◆ Stated problem ◆
Could you give the rows from the start through the line containing "573, 769, 589]" as a Markdown table, with columns "Row" and "Entry" holding each row's number and its line, and blank lines left out?

◆ Input ◆
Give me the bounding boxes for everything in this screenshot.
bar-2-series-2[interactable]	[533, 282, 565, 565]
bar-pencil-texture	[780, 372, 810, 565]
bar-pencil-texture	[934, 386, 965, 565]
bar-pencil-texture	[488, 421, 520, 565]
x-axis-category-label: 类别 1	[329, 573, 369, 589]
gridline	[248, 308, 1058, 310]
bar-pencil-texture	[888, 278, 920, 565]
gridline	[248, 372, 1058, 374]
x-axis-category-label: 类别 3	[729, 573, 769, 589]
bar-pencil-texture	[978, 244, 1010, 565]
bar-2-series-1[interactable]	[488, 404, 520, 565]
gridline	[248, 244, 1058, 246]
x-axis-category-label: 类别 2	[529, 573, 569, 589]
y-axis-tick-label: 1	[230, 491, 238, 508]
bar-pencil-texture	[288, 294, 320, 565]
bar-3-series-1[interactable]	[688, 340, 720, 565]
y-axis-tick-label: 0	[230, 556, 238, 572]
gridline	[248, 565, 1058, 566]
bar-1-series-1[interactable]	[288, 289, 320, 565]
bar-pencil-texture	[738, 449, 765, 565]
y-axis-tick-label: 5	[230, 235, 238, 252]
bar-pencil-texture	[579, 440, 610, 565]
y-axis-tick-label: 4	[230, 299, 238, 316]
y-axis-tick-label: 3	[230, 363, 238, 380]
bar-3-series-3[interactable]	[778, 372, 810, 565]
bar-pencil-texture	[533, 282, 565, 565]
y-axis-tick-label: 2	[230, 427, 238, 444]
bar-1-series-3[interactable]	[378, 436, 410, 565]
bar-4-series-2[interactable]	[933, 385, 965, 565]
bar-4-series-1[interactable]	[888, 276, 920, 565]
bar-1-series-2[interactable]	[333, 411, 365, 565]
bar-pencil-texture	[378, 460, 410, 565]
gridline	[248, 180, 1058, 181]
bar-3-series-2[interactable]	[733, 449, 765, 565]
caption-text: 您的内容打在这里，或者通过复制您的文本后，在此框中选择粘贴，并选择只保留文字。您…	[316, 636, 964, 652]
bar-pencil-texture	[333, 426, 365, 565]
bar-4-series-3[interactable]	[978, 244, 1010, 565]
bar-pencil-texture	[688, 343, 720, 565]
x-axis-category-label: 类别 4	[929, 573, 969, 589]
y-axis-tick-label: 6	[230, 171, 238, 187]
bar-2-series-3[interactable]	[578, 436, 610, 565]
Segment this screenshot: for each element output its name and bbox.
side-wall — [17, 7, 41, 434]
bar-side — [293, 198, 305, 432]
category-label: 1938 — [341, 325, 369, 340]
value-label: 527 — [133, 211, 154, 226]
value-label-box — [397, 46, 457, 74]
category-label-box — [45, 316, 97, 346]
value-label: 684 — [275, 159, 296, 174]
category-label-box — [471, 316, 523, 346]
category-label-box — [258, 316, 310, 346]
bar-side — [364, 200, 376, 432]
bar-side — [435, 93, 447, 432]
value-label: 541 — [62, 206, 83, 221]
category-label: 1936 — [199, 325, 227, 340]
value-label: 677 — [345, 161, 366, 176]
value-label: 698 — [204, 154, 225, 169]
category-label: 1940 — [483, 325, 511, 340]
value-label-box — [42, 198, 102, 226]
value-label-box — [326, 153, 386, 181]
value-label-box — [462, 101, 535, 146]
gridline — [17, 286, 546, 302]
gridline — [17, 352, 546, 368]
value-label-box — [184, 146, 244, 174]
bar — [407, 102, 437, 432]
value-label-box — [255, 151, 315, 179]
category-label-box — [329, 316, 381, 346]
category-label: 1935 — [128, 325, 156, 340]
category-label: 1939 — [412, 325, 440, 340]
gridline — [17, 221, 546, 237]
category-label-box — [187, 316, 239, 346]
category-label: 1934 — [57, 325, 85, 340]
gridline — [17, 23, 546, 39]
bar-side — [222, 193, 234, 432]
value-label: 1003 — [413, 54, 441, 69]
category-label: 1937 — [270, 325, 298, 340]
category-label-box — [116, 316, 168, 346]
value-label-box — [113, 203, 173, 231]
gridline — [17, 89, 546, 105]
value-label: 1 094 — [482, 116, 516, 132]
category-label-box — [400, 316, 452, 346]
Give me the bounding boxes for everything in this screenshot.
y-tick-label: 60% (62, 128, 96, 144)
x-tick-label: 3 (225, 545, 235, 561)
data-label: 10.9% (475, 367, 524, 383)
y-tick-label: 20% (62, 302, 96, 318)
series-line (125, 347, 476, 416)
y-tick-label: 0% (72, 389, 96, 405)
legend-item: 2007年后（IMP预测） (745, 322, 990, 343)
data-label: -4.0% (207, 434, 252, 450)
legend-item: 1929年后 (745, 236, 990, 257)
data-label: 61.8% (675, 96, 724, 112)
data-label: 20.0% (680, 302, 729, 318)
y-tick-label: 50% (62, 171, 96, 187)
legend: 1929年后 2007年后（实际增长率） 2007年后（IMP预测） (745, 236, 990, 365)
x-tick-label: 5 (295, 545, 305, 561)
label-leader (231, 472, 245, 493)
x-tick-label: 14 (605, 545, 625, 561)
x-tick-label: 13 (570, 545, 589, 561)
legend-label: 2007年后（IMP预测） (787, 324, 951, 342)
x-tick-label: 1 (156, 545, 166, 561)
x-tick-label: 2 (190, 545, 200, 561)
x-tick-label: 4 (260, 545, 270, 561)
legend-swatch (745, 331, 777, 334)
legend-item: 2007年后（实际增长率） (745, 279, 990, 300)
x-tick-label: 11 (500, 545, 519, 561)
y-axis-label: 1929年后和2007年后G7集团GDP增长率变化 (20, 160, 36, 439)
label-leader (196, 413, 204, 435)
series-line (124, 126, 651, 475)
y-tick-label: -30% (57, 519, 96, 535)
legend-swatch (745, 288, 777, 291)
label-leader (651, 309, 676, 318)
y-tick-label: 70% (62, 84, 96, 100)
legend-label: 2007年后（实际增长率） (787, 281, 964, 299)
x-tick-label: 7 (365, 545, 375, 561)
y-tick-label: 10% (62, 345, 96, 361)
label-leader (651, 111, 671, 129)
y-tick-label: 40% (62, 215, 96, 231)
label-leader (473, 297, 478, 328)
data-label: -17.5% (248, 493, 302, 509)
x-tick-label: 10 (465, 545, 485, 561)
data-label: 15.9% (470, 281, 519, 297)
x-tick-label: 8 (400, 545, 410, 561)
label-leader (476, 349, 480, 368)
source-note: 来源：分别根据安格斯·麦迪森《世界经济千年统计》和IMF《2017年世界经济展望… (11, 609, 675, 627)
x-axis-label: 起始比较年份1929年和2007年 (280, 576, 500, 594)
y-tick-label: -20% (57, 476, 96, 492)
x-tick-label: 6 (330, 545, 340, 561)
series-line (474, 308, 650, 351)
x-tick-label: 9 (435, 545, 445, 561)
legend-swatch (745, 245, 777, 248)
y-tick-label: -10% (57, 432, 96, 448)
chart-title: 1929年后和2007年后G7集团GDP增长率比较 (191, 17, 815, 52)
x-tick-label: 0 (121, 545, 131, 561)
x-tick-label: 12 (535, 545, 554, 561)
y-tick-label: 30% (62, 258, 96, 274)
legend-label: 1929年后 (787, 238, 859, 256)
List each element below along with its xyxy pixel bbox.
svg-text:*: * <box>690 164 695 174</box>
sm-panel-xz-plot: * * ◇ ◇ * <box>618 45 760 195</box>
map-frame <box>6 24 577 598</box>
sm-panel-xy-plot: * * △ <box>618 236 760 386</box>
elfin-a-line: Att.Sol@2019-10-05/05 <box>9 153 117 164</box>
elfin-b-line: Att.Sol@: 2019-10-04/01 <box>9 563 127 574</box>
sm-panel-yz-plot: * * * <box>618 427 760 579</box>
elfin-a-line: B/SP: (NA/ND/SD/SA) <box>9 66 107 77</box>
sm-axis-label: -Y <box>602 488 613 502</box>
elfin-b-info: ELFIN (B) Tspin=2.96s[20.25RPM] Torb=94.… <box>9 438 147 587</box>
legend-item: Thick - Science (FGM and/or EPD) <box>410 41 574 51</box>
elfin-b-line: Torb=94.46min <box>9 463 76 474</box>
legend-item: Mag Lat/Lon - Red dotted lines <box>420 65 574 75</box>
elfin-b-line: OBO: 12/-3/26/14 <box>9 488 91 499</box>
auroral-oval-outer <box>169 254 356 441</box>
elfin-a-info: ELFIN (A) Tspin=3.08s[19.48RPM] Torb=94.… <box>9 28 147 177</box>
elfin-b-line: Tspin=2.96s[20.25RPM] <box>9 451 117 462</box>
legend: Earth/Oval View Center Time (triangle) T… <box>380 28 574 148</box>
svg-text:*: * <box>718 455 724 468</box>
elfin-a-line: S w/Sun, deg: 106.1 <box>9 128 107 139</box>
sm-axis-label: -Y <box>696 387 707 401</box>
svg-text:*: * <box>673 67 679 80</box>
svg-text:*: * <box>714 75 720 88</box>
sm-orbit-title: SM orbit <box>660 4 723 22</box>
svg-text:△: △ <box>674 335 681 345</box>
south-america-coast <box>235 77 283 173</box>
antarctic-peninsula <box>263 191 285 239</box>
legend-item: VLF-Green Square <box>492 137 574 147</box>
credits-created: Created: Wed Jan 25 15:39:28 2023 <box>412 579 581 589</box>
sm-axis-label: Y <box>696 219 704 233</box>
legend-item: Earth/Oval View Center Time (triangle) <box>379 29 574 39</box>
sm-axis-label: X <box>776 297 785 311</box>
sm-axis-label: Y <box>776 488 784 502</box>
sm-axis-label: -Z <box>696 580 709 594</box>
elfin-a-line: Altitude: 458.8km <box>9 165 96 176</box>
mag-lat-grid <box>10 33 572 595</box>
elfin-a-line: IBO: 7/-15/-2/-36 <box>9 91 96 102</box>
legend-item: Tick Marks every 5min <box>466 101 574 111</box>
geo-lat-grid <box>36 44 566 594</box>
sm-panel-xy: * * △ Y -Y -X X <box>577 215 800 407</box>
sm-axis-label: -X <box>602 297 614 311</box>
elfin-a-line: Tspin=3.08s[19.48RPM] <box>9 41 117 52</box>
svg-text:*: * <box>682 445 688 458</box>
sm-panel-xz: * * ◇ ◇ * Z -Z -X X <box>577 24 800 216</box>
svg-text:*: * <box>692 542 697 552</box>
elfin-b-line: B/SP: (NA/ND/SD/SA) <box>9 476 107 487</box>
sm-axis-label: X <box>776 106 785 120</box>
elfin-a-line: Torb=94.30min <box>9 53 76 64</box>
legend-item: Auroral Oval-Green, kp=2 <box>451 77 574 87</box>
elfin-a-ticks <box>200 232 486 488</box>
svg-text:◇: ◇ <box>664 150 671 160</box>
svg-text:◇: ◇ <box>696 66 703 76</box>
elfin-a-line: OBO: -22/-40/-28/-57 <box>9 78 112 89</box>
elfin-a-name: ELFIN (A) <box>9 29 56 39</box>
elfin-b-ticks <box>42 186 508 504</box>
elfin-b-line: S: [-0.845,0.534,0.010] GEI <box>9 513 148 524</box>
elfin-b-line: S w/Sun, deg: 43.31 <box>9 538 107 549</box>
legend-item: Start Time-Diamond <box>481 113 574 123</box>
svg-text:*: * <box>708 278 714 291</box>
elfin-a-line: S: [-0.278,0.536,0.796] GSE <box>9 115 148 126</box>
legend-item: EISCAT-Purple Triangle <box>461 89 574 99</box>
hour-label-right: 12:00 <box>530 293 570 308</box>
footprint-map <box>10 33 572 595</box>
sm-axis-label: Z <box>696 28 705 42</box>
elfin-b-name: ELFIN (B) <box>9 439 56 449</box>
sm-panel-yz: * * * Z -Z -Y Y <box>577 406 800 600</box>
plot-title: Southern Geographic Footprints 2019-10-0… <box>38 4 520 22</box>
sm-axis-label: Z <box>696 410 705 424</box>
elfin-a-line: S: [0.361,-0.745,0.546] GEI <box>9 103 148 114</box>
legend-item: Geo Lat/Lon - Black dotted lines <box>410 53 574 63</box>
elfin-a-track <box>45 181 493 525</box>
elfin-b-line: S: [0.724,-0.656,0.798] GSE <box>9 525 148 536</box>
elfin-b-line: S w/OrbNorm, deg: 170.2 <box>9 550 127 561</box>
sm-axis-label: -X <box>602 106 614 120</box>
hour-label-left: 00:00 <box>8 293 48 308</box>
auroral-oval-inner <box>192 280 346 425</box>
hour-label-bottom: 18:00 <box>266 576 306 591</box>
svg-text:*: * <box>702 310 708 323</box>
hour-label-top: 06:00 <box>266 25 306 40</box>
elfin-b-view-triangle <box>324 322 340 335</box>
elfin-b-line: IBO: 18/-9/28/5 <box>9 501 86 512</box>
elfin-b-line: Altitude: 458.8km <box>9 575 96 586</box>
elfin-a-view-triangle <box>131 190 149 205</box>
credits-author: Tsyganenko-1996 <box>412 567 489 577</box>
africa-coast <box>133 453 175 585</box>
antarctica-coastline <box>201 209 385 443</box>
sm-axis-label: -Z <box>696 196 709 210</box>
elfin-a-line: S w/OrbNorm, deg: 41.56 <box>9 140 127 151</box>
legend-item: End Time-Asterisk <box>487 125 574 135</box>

◆ Result below ◆
| Row | Entry |
|---|---|
| 1 | Give me the bounding boxes for everything in this screenshot. |
| 2 | bar-2-series-2[interactable]	[533, 282, 565, 565] |
| 3 | bar-pencil-texture	[780, 372, 810, 565] |
| 4 | bar-pencil-texture	[934, 386, 965, 565] |
| 5 | bar-pencil-texture	[488, 421, 520, 565] |
| 6 | x-axis-category-label: 类别 1	[329, 573, 369, 589] |
| 7 | gridline	[248, 308, 1058, 310] |
| 8 | bar-pencil-texture	[888, 278, 920, 565] |
| 9 | gridline	[248, 372, 1058, 374] |
| 10 | x-axis-category-label: 类别 3	[729, 573, 769, 589] |